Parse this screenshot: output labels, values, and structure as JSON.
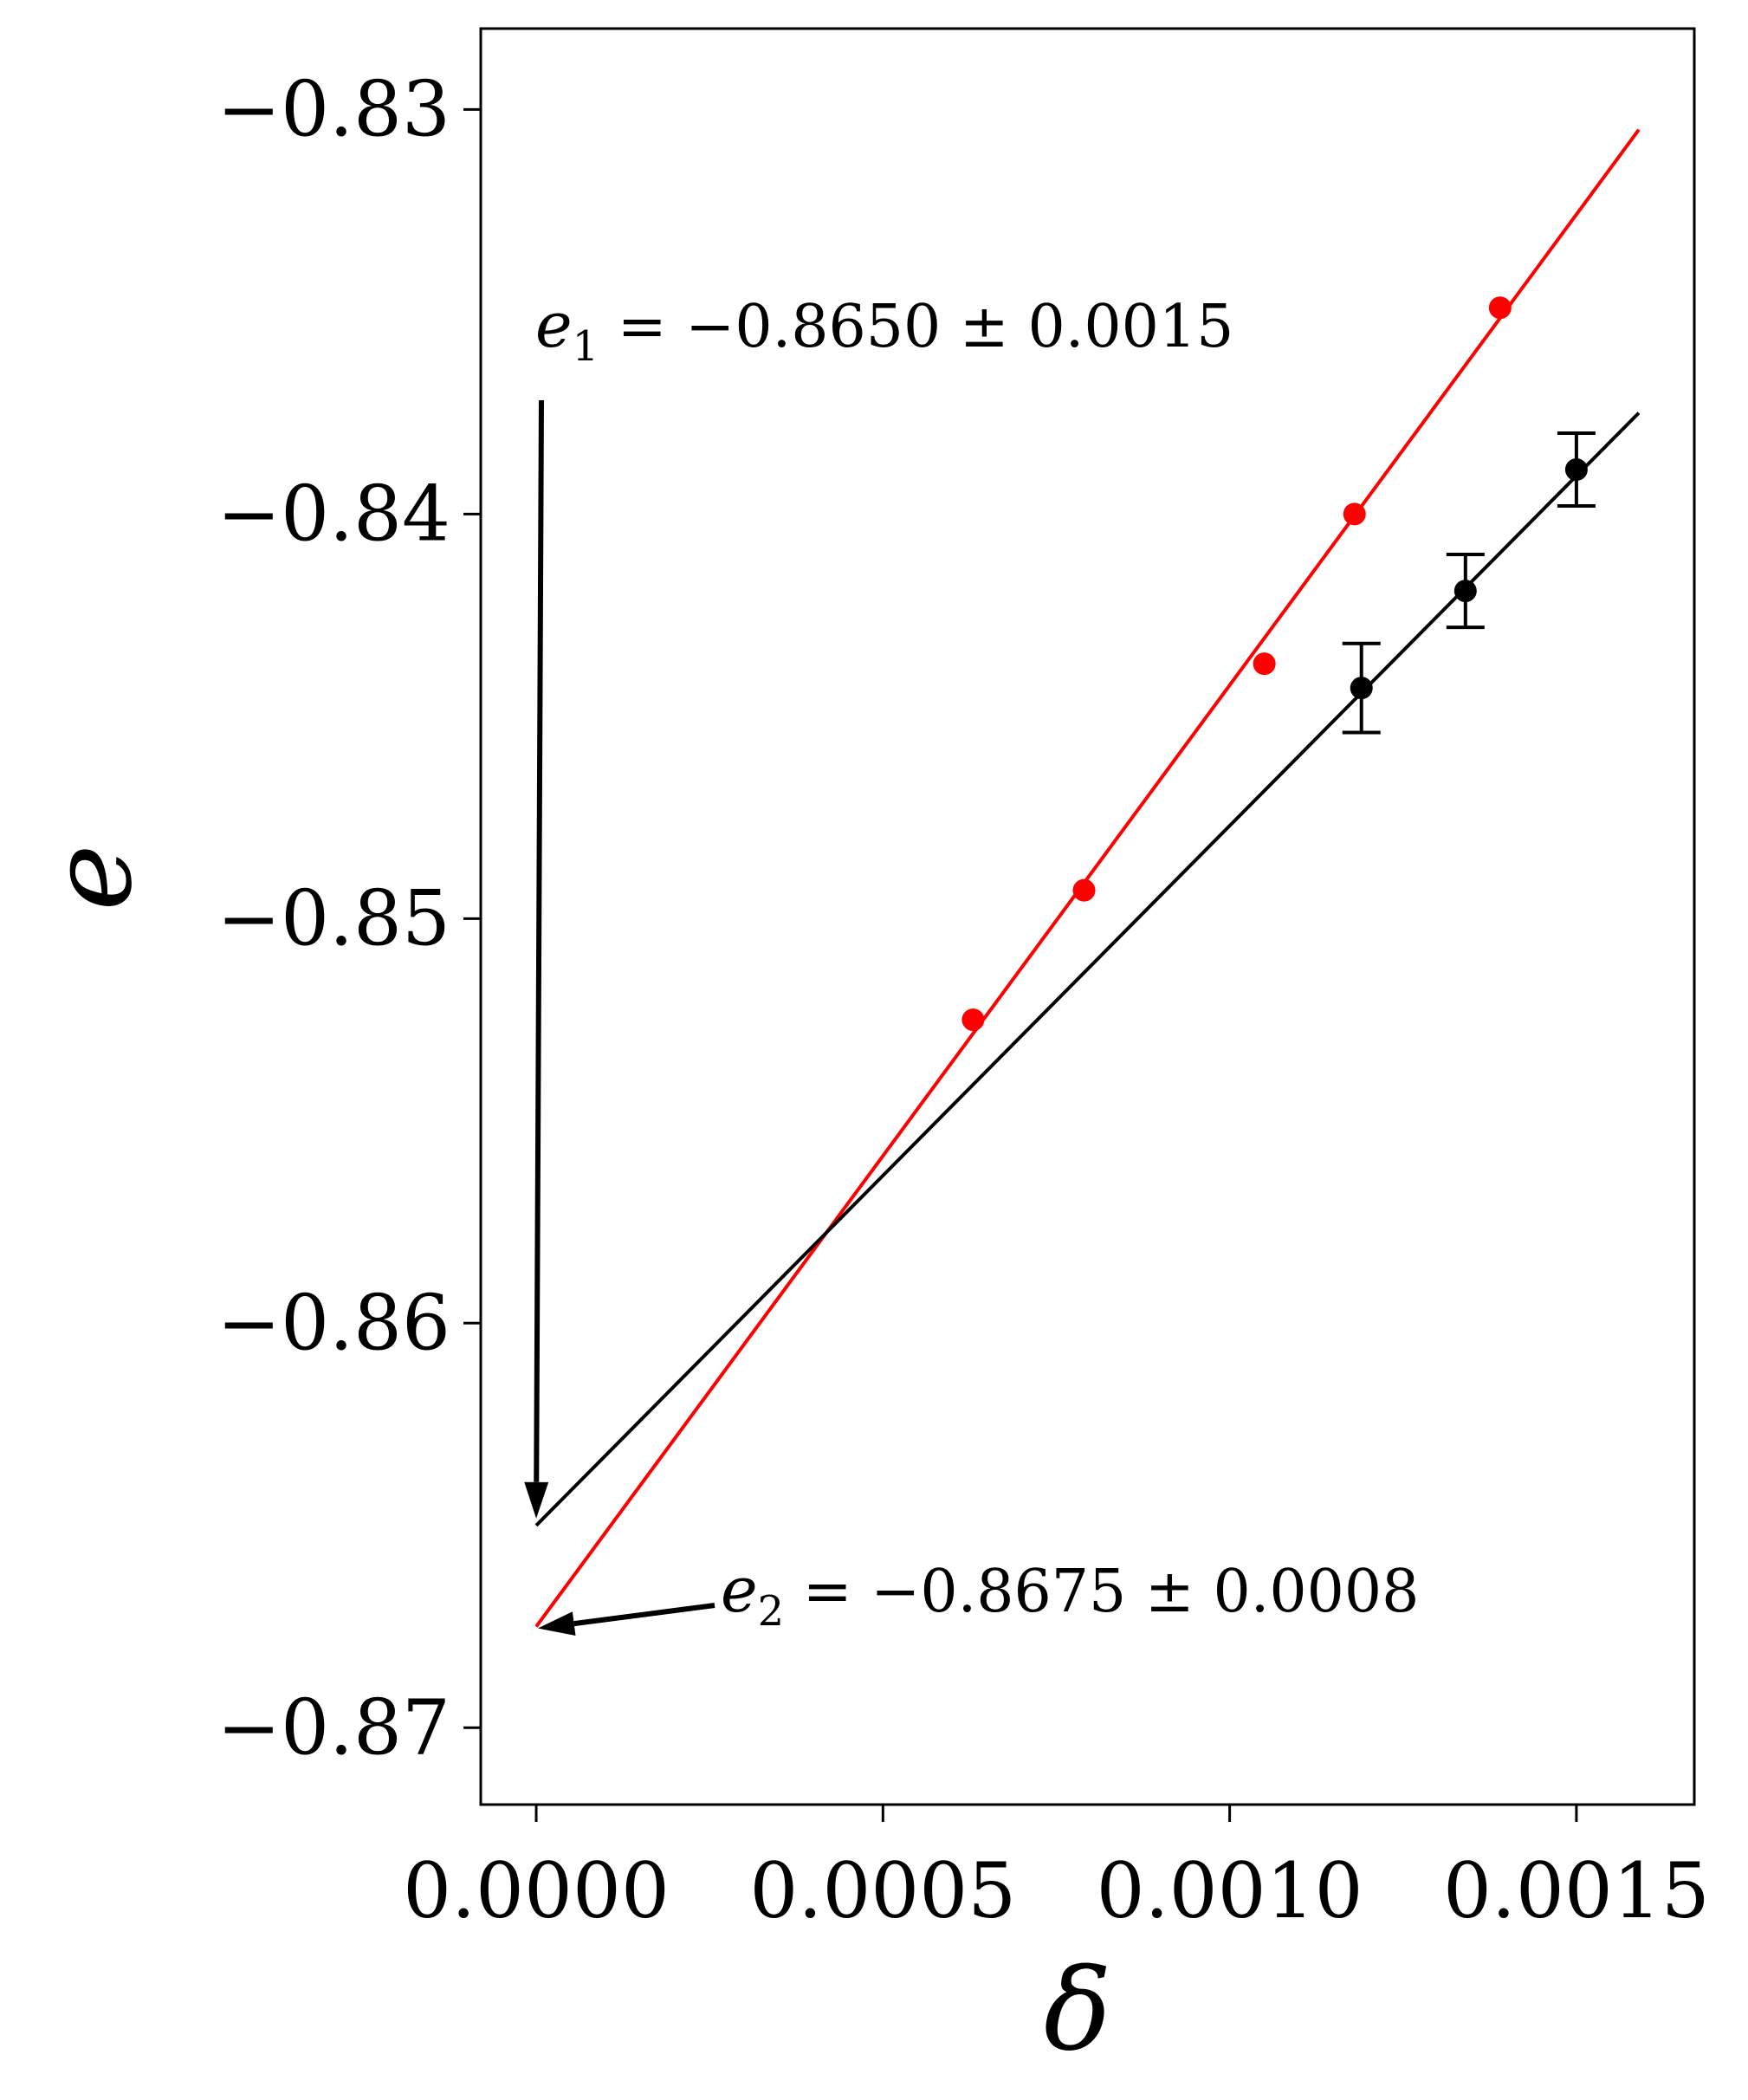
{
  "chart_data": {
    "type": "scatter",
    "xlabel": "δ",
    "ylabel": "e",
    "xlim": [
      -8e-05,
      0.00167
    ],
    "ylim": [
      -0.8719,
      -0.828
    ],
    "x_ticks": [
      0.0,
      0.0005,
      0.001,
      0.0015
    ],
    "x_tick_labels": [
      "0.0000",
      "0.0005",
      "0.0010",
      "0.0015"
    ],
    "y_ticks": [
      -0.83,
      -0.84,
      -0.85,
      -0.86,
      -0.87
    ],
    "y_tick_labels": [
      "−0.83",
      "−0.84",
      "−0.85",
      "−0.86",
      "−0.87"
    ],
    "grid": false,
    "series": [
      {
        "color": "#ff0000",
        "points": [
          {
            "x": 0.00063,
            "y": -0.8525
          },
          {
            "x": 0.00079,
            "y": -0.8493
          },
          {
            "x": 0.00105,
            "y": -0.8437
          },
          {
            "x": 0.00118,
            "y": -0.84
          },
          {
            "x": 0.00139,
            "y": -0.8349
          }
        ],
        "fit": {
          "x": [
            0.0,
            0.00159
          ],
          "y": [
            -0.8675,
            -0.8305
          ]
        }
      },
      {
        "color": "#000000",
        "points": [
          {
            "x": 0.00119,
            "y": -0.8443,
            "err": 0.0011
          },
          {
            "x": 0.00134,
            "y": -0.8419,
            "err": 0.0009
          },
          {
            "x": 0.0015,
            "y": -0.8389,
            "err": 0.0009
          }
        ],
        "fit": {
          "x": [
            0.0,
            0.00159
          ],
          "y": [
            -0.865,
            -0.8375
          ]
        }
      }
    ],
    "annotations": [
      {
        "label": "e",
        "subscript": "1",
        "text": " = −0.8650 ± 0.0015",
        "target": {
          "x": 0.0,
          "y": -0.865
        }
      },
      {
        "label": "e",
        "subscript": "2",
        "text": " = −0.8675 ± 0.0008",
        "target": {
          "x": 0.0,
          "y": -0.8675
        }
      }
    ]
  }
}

* **GIVEN EXERCISE**:
Quote the material exactly. Pictures stay out.

* **WRITTEN SOLUTION**:
Parse this screenshot: output labels, values, and structure as JSON.
{
  "chart_data": {
    "type": "scatter",
    "xlabel": "δ",
    "ylabel": "e",
    "xlim": [
      -8e-05,
      0.00167
    ],
    "ylim": [
      -0.8719,
      -0.828
    ],
    "x_ticks": [
      0.0,
      0.0005,
      0.001,
      0.0015
    ],
    "x_tick_labels": [
      "0.0000",
      "0.0005",
      "0.0010",
      "0.0015"
    ],
    "y_ticks": [
      -0.83,
      -0.84,
      -0.85,
      -0.86,
      -0.87
    ],
    "y_tick_labels": [
      "−0.83",
      "−0.84",
      "−0.85",
      "−0.86",
      "−0.87"
    ],
    "grid": false,
    "series": [
      {
        "color": "#ff0000",
        "points": [
          {
            "x": 0.00063,
            "y": -0.8525
          },
          {
            "x": 0.00079,
            "y": -0.8493
          },
          {
            "x": 0.00105,
            "y": -0.8437
          },
          {
            "x": 0.00118,
            "y": -0.84
          },
          {
            "x": 0.00139,
            "y": -0.8349
          }
        ],
        "fit": {
          "x": [
            0.0,
            0.00159
          ],
          "y": [
            -0.8675,
            -0.8305
          ]
        }
      },
      {
        "color": "#000000",
        "points": [
          {
            "x": 0.00119,
            "y": -0.8443,
            "err": 0.0011
          },
          {
            "x": 0.00134,
            "y": -0.8419,
            "err": 0.0009
          },
          {
            "x": 0.0015,
            "y": -0.8389,
            "err": 0.0009
          }
        ],
        "fit": {
          "x": [
            0.0,
            0.00159
          ],
          "y": [
            -0.865,
            -0.8375
          ]
        }
      }
    ],
    "annotations": [
      {
        "label": "e",
        "subscript": "1",
        "text": " = −0.8650 ± 0.0015",
        "target": {
          "x": 0.0,
          "y": -0.865
        }
      },
      {
        "label": "e",
        "subscript": "2",
        "text": " = −0.8675 ± 0.0008",
        "target": {
          "x": 0.0,
          "y": -0.8675
        }
      }
    ]
  }
}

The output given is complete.